— start —
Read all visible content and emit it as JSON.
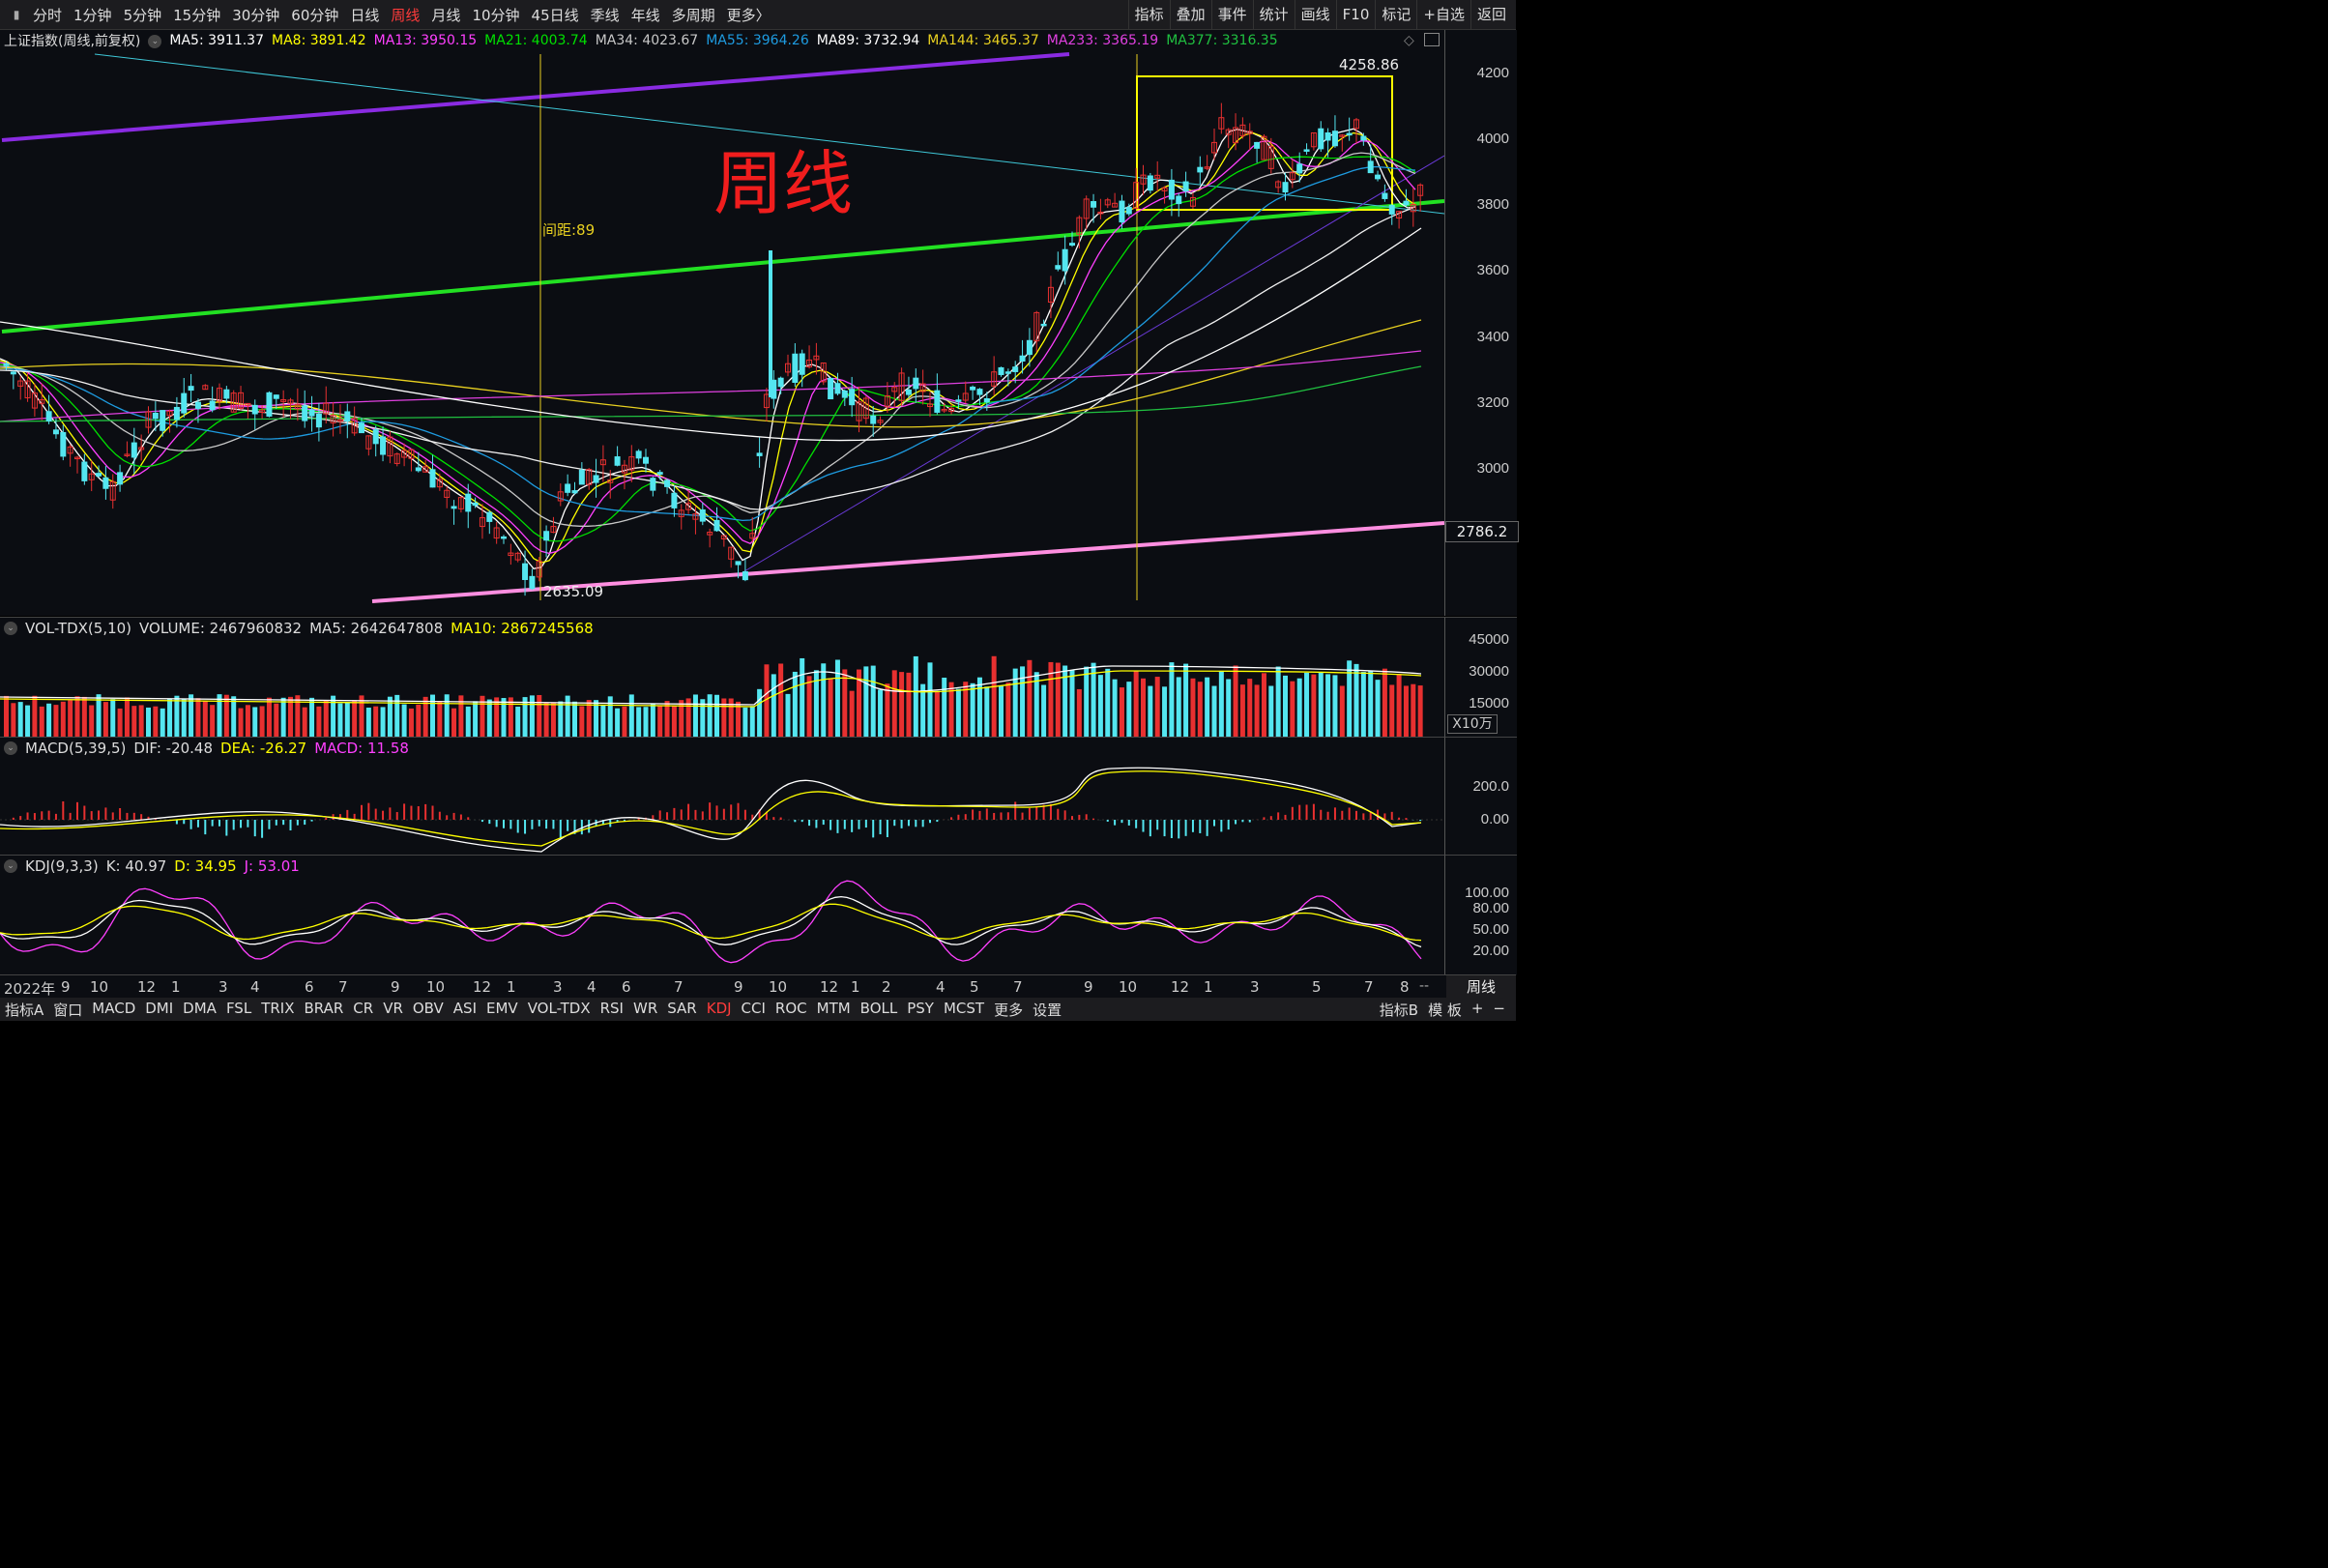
{
  "topbar": {
    "periods": [
      "分时",
      "1分钟",
      "5分钟",
      "15分钟",
      "30分钟",
      "60分钟",
      "日线",
      "周线",
      "月线",
      "10分钟",
      "45日线",
      "季线",
      "年线",
      "多周期",
      "更多〉"
    ],
    "active_period": "周线",
    "right_buttons": [
      "指标",
      "叠加",
      "事件",
      "统计",
      "画线",
      "F10",
      "标记",
      "+自选",
      "返回"
    ]
  },
  "main": {
    "title": "上证指数(周线,前复权)",
    "ma": [
      {
        "label": "MA5: 3911.37",
        "color": "#ffffff"
      },
      {
        "label": "MA8: 3891.42",
        "color": "#ffff00"
      },
      {
        "label": "MA13: 3950.15",
        "color": "#ff40ff"
      },
      {
        "label": "MA21: 4003.74",
        "color": "#00e000"
      },
      {
        "label": "MA34: 4023.67",
        "color": "#c8c8c8"
      },
      {
        "label": "MA55: 3964.26",
        "color": "#1e9be0"
      },
      {
        "label": "MA89: 3732.94",
        "color": "#ffffff"
      },
      {
        "label": "MA144: 3465.37",
        "color": "#e8d020"
      },
      {
        "label": "MA233: 3365.19",
        "color": "#e040e0"
      },
      {
        "label": "MA377: 3316.35",
        "color": "#20c040"
      }
    ],
    "watermark": "周线",
    "annotations": {
      "high": "4258.86",
      "low": "2635.09",
      "spacing": "间距:89",
      "right_level": "2786.2"
    },
    "y_ticks": [
      "4200",
      "4000",
      "3800",
      "3600",
      "3400",
      "3200",
      "3000"
    ]
  },
  "volume": {
    "header": [
      {
        "label": "VOL-TDX(5,10)",
        "color": "#dddddd"
      },
      {
        "label": "VOLUME: 2467960832",
        "color": "#dddddd"
      },
      {
        "label": "MA5: 2642647808",
        "color": "#dddddd"
      },
      {
        "label": "MA10: 2867245568",
        "color": "#ffff00"
      }
    ],
    "y_ticks": [
      "45000",
      "30000",
      "15000"
    ],
    "unit": "X10万"
  },
  "macd": {
    "header": [
      {
        "label": "MACD(5,39,5)",
        "color": "#dddddd"
      },
      {
        "label": "DIF: -20.48",
        "color": "#dddddd"
      },
      {
        "label": "DEA: -26.27",
        "color": "#ffff00"
      },
      {
        "label": "MACD: 11.58",
        "color": "#ff40ff"
      }
    ],
    "y_ticks": [
      "200.0",
      "0.00"
    ]
  },
  "kdj": {
    "header": [
      {
        "label": "KDJ(9,3,3)",
        "color": "#dddddd"
      },
      {
        "label": "K: 40.97",
        "color": "#dddddd"
      },
      {
        "label": "D: 34.95",
        "color": "#ffff00"
      },
      {
        "label": "J: 53.01",
        "color": "#ff40ff"
      }
    ],
    "y_ticks": [
      "100.00",
      "80.00",
      "50.00",
      "20.00"
    ]
  },
  "time_axis": [
    "2022年",
    "9",
    "10",
    "12",
    "1",
    "3",
    "4",
    "6",
    "7",
    "9",
    "10",
    "12",
    "1",
    "3",
    "4",
    "6",
    "7",
    "9",
    "10",
    "12",
    "1",
    "2",
    "4",
    "5",
    "7",
    "9",
    "10",
    "12",
    "1",
    "3",
    "5",
    "7",
    "8"
  ],
  "time_axis_right": "周线",
  "bottom_tabs": [
    "指标A",
    "窗口",
    "MACD",
    "DMI",
    "DMA",
    "FSL",
    "TRIX",
    "BRAR",
    "CR",
    "VR",
    "OBV",
    "ASI",
    "EMV",
    "VOL-TDX",
    "RSI",
    "WR",
    "SAR",
    "KDJ",
    "CCI",
    "ROC",
    "MTM",
    "BOLL",
    "PSY",
    "MCST",
    "更多",
    "设置"
  ],
  "bottom_active": "KDJ",
  "bottom_right": [
    "指标B",
    "模 板",
    "+",
    "−"
  ],
  "colors": {
    "up": "#e83030",
    "down": "#54e6f0",
    "bg": "#0b0d12"
  }
}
— end —
Restate every record exactly, please; do not copy the pictures.

Read all visible content and emit it as JSON.
{
  "topbar": {
    "periods": [
      "分时",
      "1分钟",
      "5分钟",
      "15分钟",
      "30分钟",
      "60分钟",
      "日线",
      "周线",
      "月线",
      "10分钟",
      "45日线",
      "季线",
      "年线",
      "多周期",
      "更多〉"
    ],
    "active_period": "周线",
    "right_buttons": [
      "指标",
      "叠加",
      "事件",
      "统计",
      "画线",
      "F10",
      "标记",
      "+自选",
      "返回"
    ]
  },
  "main": {
    "title": "上证指数(周线,前复权)",
    "ma": [
      {
        "label": "MA5: 3911.37",
        "color": "#ffffff"
      },
      {
        "label": "MA8: 3891.42",
        "color": "#ffff00"
      },
      {
        "label": "MA13: 3950.15",
        "color": "#ff40ff"
      },
      {
        "label": "MA21: 4003.74",
        "color": "#00e000"
      },
      {
        "label": "MA34: 4023.67",
        "color": "#c8c8c8"
      },
      {
        "label": "MA55: 3964.26",
        "color": "#1e9be0"
      },
      {
        "label": "MA89: 3732.94",
        "color": "#ffffff"
      },
      {
        "label": "MA144: 3465.37",
        "color": "#e8d020"
      },
      {
        "label": "MA233: 3365.19",
        "color": "#e040e0"
      },
      {
        "label": "MA377: 3316.35",
        "color": "#20c040"
      }
    ],
    "watermark": "周线",
    "annotations": {
      "high": "4258.86",
      "low": "2635.09",
      "spacing": "间距:89",
      "right_level": "2786.2"
    },
    "y_ticks": [
      "4200",
      "4000",
      "3800",
      "3600",
      "3400",
      "3200",
      "3000"
    ]
  },
  "volume": {
    "header": [
      {
        "label": "VOL-TDX(5,10)",
        "color": "#dddddd"
      },
      {
        "label": "VOLUME: 2467960832",
        "color": "#dddddd"
      },
      {
        "label": "MA5: 2642647808",
        "color": "#dddddd"
      },
      {
        "label": "MA10: 2867245568",
        "color": "#ffff00"
      }
    ],
    "y_ticks": [
      "45000",
      "30000",
      "15000"
    ],
    "unit": "X10万"
  },
  "macd": {
    "header": [
      {
        "label": "MACD(5,39,5)",
        "color": "#dddddd"
      },
      {
        "label": "DIF: -20.48",
        "color": "#dddddd"
      },
      {
        "label": "DEA: -26.27",
        "color": "#ffff00"
      },
      {
        "label": "MACD: 11.58",
        "color": "#ff40ff"
      }
    ],
    "y_ticks": [
      "200.0",
      "0.00"
    ]
  },
  "kdj": {
    "header": [
      {
        "label": "KDJ(9,3,3)",
        "color": "#dddddd"
      },
      {
        "label": "K: 40.97",
        "color": "#dddddd"
      },
      {
        "label": "D: 34.95",
        "color": "#ffff00"
      },
      {
        "label": "J: 53.01",
        "color": "#ff40ff"
      }
    ],
    "y_ticks": [
      "100.00",
      "80.00",
      "50.00",
      "20.00"
    ]
  },
  "time_axis": [
    "2022年",
    "9",
    "10",
    "12",
    "1",
    "3",
    "4",
    "6",
    "7",
    "9",
    "10",
    "12",
    "1",
    "3",
    "4",
    "6",
    "7",
    "9",
    "10",
    "12",
    "1",
    "2",
    "4",
    "5",
    "7",
    "9",
    "10",
    "12",
    "1",
    "3",
    "5",
    "7",
    "8"
  ],
  "time_axis_right": "周线",
  "bottom_tabs": [
    "指标A",
    "窗口",
    "MACD",
    "DMI",
    "DMA",
    "FSL",
    "TRIX",
    "BRAR",
    "CR",
    "VR",
    "OBV",
    "ASI",
    "EMV",
    "VOL-TDX",
    "RSI",
    "WR",
    "SAR",
    "KDJ",
    "CCI",
    "ROC",
    "MTM",
    "BOLL",
    "PSY",
    "MCST",
    "更多",
    "设置"
  ],
  "bottom_active": "KDJ",
  "bottom_right": [
    "指标B",
    "模 板",
    "+",
    "−"
  ],
  "colors": {
    "up": "#e83030",
    "down": "#54e6f0",
    "bg": "#0b0d12"
  }
}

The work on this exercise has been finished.